(Required work) Transcribe the records exactly. Pictures do not belong in the transcription.

(Data entries)
#####
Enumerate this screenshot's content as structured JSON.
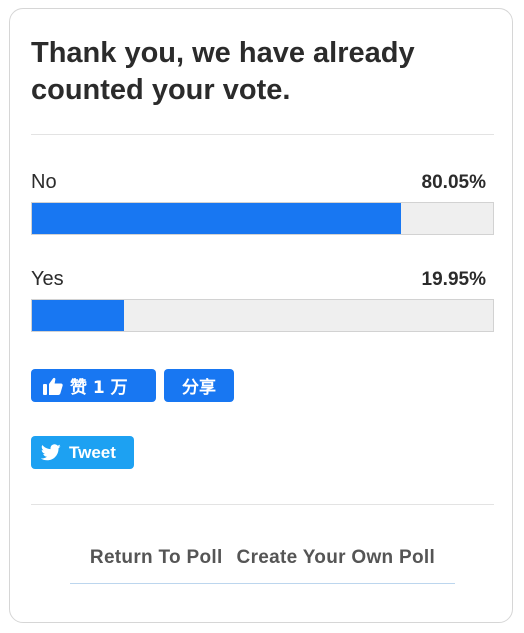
{
  "heading": "Thank you, we have already counted your vote.",
  "results": [
    {
      "label": "No",
      "percent_text": "80.05%",
      "percent": 80.05
    },
    {
      "label": "Yes",
      "percent_text": "19.95%",
      "percent": 19.95
    }
  ],
  "social": {
    "like_label": "赞 1 万",
    "share_label": "分享",
    "tweet_label": "Tweet"
  },
  "footer": {
    "return_label": "Return To Poll",
    "create_label": "Create Your Own Poll"
  },
  "colors": {
    "bar_fill": "#1877f2",
    "bar_track": "#efefef",
    "facebook": "#1877f2",
    "twitter": "#1da1f2"
  },
  "icons": [
    "thumbs-up-icon",
    "twitter-bird-icon"
  ]
}
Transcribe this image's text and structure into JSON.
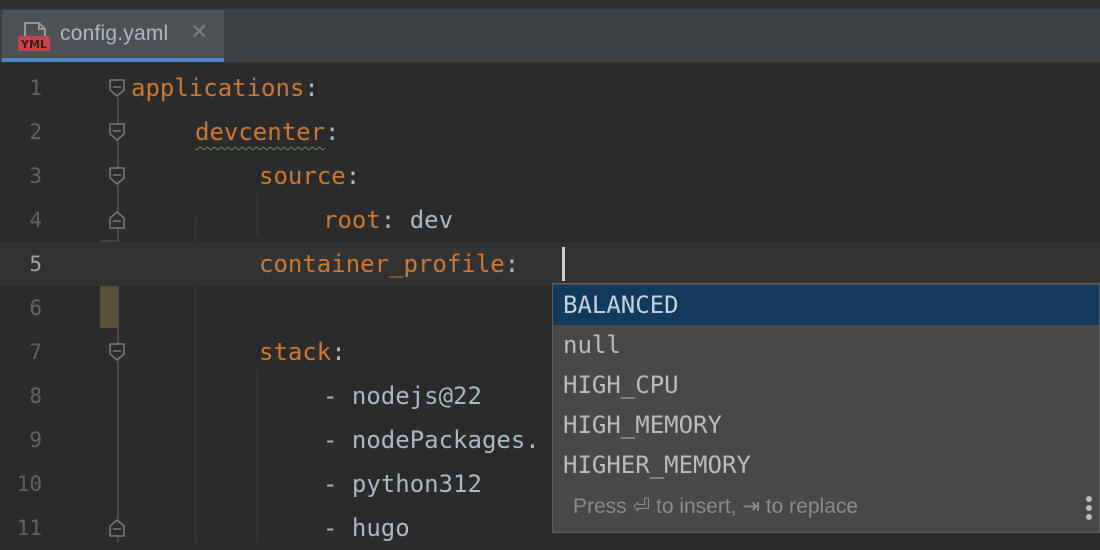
#####
(Response to the task)
Enumerate this screenshot's content as structured JSON.
{
  "heading": "Thank you, we have already counted your vote.",
  "results": [
    {
      "label": "No",
      "percent_text": "80.05%",
      "percent": 80.05
    },
    {
      "label": "Yes",
      "percent_text": "19.95%",
      "percent": 19.95
    }
  ],
  "social": {
    "like_label": "赞 1 万",
    "share_label": "分享",
    "tweet_label": "Tweet"
  },
  "footer": {
    "return_label": "Return To Poll",
    "create_label": "Create Your Own Poll"
  },
  "colors": {
    "bar_fill": "#1877f2",
    "bar_track": "#efefef",
    "facebook": "#1877f2",
    "twitter": "#1da1f2"
  },
  "icons": [
    "thumbs-up-icon",
    "twitter-bird-icon"
  ]
}
Transcribe this image's text and structure into JSON.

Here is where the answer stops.